* **Extracted information**:
start

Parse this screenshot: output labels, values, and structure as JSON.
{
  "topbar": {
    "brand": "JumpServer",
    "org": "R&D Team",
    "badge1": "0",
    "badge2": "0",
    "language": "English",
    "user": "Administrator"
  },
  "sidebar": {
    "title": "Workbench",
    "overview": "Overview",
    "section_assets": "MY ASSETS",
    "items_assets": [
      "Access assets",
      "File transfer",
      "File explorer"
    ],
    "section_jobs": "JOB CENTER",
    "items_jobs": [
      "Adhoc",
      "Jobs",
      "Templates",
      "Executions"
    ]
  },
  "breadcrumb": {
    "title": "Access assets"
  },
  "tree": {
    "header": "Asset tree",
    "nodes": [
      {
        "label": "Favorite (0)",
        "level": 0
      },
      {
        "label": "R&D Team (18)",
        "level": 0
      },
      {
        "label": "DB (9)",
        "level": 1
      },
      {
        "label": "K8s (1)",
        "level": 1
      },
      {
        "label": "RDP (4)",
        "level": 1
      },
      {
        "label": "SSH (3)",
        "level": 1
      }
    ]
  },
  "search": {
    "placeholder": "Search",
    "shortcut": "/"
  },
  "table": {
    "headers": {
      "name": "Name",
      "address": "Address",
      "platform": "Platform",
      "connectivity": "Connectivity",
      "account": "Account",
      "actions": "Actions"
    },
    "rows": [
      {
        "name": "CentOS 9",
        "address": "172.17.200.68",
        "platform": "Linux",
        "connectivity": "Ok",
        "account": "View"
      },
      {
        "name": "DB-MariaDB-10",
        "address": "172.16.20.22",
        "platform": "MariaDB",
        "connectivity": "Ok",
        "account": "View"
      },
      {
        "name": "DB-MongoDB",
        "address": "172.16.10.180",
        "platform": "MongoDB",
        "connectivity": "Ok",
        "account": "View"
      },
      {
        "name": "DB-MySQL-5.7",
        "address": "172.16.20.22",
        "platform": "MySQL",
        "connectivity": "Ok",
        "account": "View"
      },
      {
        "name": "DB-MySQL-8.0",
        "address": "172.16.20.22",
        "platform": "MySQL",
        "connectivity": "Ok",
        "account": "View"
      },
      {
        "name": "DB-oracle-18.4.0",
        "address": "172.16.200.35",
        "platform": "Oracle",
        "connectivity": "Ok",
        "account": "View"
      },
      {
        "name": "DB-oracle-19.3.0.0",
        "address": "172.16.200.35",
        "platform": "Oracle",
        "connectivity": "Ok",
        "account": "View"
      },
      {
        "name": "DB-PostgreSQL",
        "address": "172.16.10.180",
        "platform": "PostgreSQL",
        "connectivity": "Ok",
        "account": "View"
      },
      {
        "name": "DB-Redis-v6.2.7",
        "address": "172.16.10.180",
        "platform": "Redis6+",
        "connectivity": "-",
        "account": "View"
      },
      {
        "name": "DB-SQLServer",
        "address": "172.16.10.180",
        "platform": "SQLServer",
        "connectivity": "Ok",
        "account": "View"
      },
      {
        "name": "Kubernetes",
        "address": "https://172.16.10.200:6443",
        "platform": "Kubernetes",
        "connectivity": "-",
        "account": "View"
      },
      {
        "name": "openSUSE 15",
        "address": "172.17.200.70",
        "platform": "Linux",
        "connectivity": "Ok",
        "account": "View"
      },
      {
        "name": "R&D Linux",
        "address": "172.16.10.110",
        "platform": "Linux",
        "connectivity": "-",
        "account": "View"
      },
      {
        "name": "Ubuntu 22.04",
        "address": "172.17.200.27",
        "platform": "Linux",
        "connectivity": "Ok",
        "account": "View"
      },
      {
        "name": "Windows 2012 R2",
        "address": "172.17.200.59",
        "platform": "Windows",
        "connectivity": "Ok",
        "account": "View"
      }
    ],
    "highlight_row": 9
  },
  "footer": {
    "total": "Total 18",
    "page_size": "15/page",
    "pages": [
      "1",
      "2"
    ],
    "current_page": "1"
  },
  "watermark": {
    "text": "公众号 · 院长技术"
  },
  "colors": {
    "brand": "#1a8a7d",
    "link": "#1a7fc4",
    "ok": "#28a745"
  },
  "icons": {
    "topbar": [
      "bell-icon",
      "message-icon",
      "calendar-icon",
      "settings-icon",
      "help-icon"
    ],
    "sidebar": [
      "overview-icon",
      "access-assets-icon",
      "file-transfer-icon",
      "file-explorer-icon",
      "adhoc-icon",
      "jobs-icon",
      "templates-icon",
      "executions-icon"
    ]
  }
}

end

* **What you have to do**: Write every record out again, unaltered.

* **Solution**:
Parse this screenshot: output labels, values, and structure as JSON.
{
  "topbar": {
    "brand": "JumpServer",
    "org": "R&D Team",
    "badge1": "0",
    "badge2": "0",
    "language": "English",
    "user": "Administrator"
  },
  "sidebar": {
    "title": "Workbench",
    "overview": "Overview",
    "section_assets": "MY ASSETS",
    "items_assets": [
      "Access assets",
      "File transfer",
      "File explorer"
    ],
    "section_jobs": "JOB CENTER",
    "items_jobs": [
      "Adhoc",
      "Jobs",
      "Templates",
      "Executions"
    ]
  },
  "breadcrumb": {
    "title": "Access assets"
  },
  "tree": {
    "header": "Asset tree",
    "nodes": [
      {
        "label": "Favorite (0)",
        "level": 0
      },
      {
        "label": "R&D Team (18)",
        "level": 0
      },
      {
        "label": "DB (9)",
        "level": 1
      },
      {
        "label": "K8s (1)",
        "level": 1
      },
      {
        "label": "RDP (4)",
        "level": 1
      },
      {
        "label": "SSH (3)",
        "level": 1
      }
    ]
  },
  "search": {
    "placeholder": "Search",
    "shortcut": "/"
  },
  "table": {
    "headers": {
      "name": "Name",
      "address": "Address",
      "platform": "Platform",
      "connectivity": "Connectivity",
      "account": "Account",
      "actions": "Actions"
    },
    "rows": [
      {
        "name": "CentOS 9",
        "address": "172.17.200.68",
        "platform": "Linux",
        "connectivity": "Ok",
        "account": "View"
      },
      {
        "name": "DB-MariaDB-10",
        "address": "172.16.20.22",
        "platform": "MariaDB",
        "connectivity": "Ok",
        "account": "View"
      },
      {
        "name": "DB-MongoDB",
        "address": "172.16.10.180",
        "platform": "MongoDB",
        "connectivity": "Ok",
        "account": "View"
      },
      {
        "name": "DB-MySQL-5.7",
        "address": "172.16.20.22",
        "platform": "MySQL",
        "connectivity": "Ok",
        "account": "View"
      },
      {
        "name": "DB-MySQL-8.0",
        "address": "172.16.20.22",
        "platform": "MySQL",
        "connectivity": "Ok",
        "account": "View"
      },
      {
        "name": "DB-oracle-18.4.0",
        "address": "172.16.200.35",
        "platform": "Oracle",
        "connectivity": "Ok",
        "account": "View"
      },
      {
        "name": "DB-oracle-19.3.0.0",
        "address": "172.16.200.35",
        "platform": "Oracle",
        "connectivity": "Ok",
        "account": "View"
      },
      {
        "name": "DB-PostgreSQL",
        "address": "172.16.10.180",
        "platform": "PostgreSQL",
        "connectivity": "Ok",
        "account": "View"
      },
      {
        "name": "DB-Redis-v6.2.7",
        "address": "172.16.10.180",
        "platform": "Redis6+",
        "connectivity": "-",
        "account": "View"
      },
      {
        "name": "DB-SQLServer",
        "address": "172.16.10.180",
        "platform": "SQLServer",
        "connectivity": "Ok",
        "account": "View"
      },
      {
        "name": "Kubernetes",
        "address": "https://172.16.10.200:6443",
        "platform": "Kubernetes",
        "connectivity": "-",
        "account": "View"
      },
      {
        "name": "openSUSE 15",
        "address": "172.17.200.70",
        "platform": "Linux",
        "connectivity": "Ok",
        "account": "View"
      },
      {
        "name": "R&D Linux",
        "address": "172.16.10.110",
        "platform": "Linux",
        "connectivity": "-",
        "account": "View"
      },
      {
        "name": "Ubuntu 22.04",
        "address": "172.17.200.27",
        "platform": "Linux",
        "connectivity": "Ok",
        "account": "View"
      },
      {
        "name": "Windows 2012 R2",
        "address": "172.17.200.59",
        "platform": "Windows",
        "connectivity": "Ok",
        "account": "View"
      }
    ],
    "highlight_row": 9
  },
  "footer": {
    "total": "Total 18",
    "page_size": "15/page",
    "pages": [
      "1",
      "2"
    ],
    "current_page": "1"
  },
  "watermark": {
    "text": "公众号 · 院长技术"
  },
  "colors": {
    "brand": "#1a8a7d",
    "link": "#1a7fc4",
    "ok": "#28a745"
  },
  "icons": {
    "topbar": [
      "bell-icon",
      "message-icon",
      "calendar-icon",
      "settings-icon",
      "help-icon"
    ],
    "sidebar": [
      "overview-icon",
      "access-assets-icon",
      "file-transfer-icon",
      "file-explorer-icon",
      "adhoc-icon",
      "jobs-icon",
      "templates-icon",
      "executions-icon"
    ]
  }
}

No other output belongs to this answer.